### AIM
Please edit the records below so that each "Group velocity" becomes "Phonon group velocity", and leave every other line and character unchanged.

*** MATERIALS PROVIDED ***

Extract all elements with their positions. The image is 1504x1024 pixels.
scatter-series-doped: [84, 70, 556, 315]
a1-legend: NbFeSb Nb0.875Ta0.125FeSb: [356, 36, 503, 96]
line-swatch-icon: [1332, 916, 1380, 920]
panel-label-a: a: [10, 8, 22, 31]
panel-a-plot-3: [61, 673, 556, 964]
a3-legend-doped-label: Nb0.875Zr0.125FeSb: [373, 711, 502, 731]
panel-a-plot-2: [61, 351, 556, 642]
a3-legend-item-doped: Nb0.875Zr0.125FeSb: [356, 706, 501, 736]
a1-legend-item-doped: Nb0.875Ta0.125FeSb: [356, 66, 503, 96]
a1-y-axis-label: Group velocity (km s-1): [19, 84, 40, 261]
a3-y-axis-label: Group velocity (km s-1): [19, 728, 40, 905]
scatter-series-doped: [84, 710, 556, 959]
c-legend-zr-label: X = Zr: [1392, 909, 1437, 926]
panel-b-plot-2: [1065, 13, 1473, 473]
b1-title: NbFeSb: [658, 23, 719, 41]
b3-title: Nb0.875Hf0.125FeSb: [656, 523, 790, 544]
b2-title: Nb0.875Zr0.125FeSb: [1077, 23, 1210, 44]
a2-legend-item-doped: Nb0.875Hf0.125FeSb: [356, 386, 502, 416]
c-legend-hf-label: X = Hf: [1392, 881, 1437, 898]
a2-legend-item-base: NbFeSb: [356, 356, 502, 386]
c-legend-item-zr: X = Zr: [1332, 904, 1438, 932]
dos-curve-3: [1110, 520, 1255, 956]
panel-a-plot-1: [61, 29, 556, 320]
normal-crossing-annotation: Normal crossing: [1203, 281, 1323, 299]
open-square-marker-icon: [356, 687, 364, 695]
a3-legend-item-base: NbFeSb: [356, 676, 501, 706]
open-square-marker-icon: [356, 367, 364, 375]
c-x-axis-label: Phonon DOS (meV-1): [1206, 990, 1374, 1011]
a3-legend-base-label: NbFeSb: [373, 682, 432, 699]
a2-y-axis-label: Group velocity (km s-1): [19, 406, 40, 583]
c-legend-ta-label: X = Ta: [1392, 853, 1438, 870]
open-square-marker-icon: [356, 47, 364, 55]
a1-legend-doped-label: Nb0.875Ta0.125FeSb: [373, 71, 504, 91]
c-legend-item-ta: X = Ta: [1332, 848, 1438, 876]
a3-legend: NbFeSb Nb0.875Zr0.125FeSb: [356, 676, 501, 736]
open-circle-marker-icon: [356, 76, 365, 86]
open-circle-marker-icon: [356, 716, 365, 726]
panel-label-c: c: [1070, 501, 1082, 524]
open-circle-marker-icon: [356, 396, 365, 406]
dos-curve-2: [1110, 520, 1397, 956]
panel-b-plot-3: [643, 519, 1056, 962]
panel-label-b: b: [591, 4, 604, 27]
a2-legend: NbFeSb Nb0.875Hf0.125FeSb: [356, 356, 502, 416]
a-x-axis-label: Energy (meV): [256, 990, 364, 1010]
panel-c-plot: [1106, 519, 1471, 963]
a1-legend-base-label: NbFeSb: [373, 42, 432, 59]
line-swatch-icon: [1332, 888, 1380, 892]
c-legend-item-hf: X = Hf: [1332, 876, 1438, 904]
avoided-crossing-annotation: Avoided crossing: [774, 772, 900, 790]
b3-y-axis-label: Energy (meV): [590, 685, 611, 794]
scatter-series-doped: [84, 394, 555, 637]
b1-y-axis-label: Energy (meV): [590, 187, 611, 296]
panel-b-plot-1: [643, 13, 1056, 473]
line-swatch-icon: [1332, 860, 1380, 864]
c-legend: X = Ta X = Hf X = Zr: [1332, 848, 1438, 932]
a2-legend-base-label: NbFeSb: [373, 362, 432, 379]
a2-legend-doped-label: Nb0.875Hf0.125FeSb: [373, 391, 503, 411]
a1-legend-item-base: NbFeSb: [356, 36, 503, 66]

***

### FINISHED EXERCISE
Extract all elements with their positions. The image is 1504x1024 pixels.
scatter-series-doped: [84, 70, 556, 315]
a1-legend: NbFeSb Nb0.875Ta0.125FeSb: [356, 36, 503, 96]
line-swatch-icon: [1332, 916, 1380, 920]
panel-label-a: a: [10, 8, 22, 31]
panel-a-plot-3: [61, 673, 556, 964]
a3-legend-doped-label: Nb0.875Zr0.125FeSb: [373, 711, 502, 731]
panel-a-plot-2: [61, 351, 556, 642]
a3-legend-item-doped: Nb0.875Zr0.125FeSb: [356, 706, 501, 736]
a1-legend-item-doped: Nb0.875Ta0.125FeSb: [356, 66, 503, 96]
a1-y-axis-label: Phonon group velocity (km s-1): [19, 84, 40, 261]
a3-y-axis-label: Phonon group velocity (km s-1): [19, 728, 40, 905]
scatter-series-doped: [84, 710, 556, 959]
c-legend-zr-label: X = Zr: [1392, 909, 1437, 926]
panel-b-plot-2: [1065, 13, 1473, 473]
b1-title: NbFeSb: [658, 23, 719, 41]
b3-title: Nb0.875Hf0.125FeSb: [656, 523, 790, 544]
b2-title: Nb0.875Zr0.125FeSb: [1077, 23, 1210, 44]
a2-legend-item-doped: Nb0.875Hf0.125FeSb: [356, 386, 502, 416]
c-legend-hf-label: X = Hf: [1392, 881, 1437, 898]
a2-legend-item-base: NbFeSb: [356, 356, 502, 386]
c-legend-item-zr: X = Zr: [1332, 904, 1438, 932]
dos-curve-3: [1110, 520, 1255, 956]
panel-a-plot-1: [61, 29, 556, 320]
normal-crossing-annotation: Normal crossing: [1203, 281, 1323, 299]
open-square-marker-icon: [356, 687, 364, 695]
a3-legend-item-base: NbFeSb: [356, 676, 501, 706]
open-square-marker-icon: [356, 367, 364, 375]
c-x-axis-label: Phonon DOS (meV-1): [1206, 990, 1374, 1011]
a3-legend-base-label: NbFeSb: [373, 682, 432, 699]
a2-y-axis-label: Phonon group velocity (km s-1): [19, 406, 40, 583]
c-legend-ta-label: X = Ta: [1392, 853, 1438, 870]
open-square-marker-icon: [356, 47, 364, 55]
a1-legend-doped-label: Nb0.875Ta0.125FeSb: [373, 71, 504, 91]
c-legend-item-ta: X = Ta: [1332, 848, 1438, 876]
a3-legend: NbFeSb Nb0.875Zr0.125FeSb: [356, 676, 501, 736]
open-circle-marker-icon: [356, 76, 365, 86]
open-circle-marker-icon: [356, 716, 365, 726]
panel-label-c: c: [1070, 501, 1082, 524]
open-circle-marker-icon: [356, 396, 365, 406]
dos-curve-2: [1110, 520, 1397, 956]
panel-b-plot-3: [643, 519, 1056, 962]
panel-label-b: b: [591, 4, 604, 27]
a2-legend: NbFeSb Nb0.875Hf0.125FeSb: [356, 356, 502, 416]
a-x-axis-label: Energy (meV): [256, 990, 364, 1010]
panel-c-plot: [1106, 519, 1471, 963]
a1-legend-base-label: NbFeSb: [373, 42, 432, 59]
line-swatch-icon: [1332, 888, 1380, 892]
c-legend-item-hf: X = Hf: [1332, 876, 1438, 904]
avoided-crossing-annotation: Avoided crossing: [774, 772, 900, 790]
b3-y-axis-label: Energy (meV): [590, 685, 611, 794]
scatter-series-doped: [84, 394, 555, 637]
b1-y-axis-label: Energy (meV): [590, 187, 611, 296]
panel-b-plot-1: [643, 13, 1056, 473]
line-swatch-icon: [1332, 860, 1380, 864]
c-legend: X = Ta X = Hf X = Zr: [1332, 848, 1438, 932]
a2-legend-base-label: NbFeSb: [373, 362, 432, 379]
a2-legend-doped-label: Nb0.875Hf0.125FeSb: [373, 391, 503, 411]
a1-legend-item-base: NbFeSb: [356, 36, 503, 66]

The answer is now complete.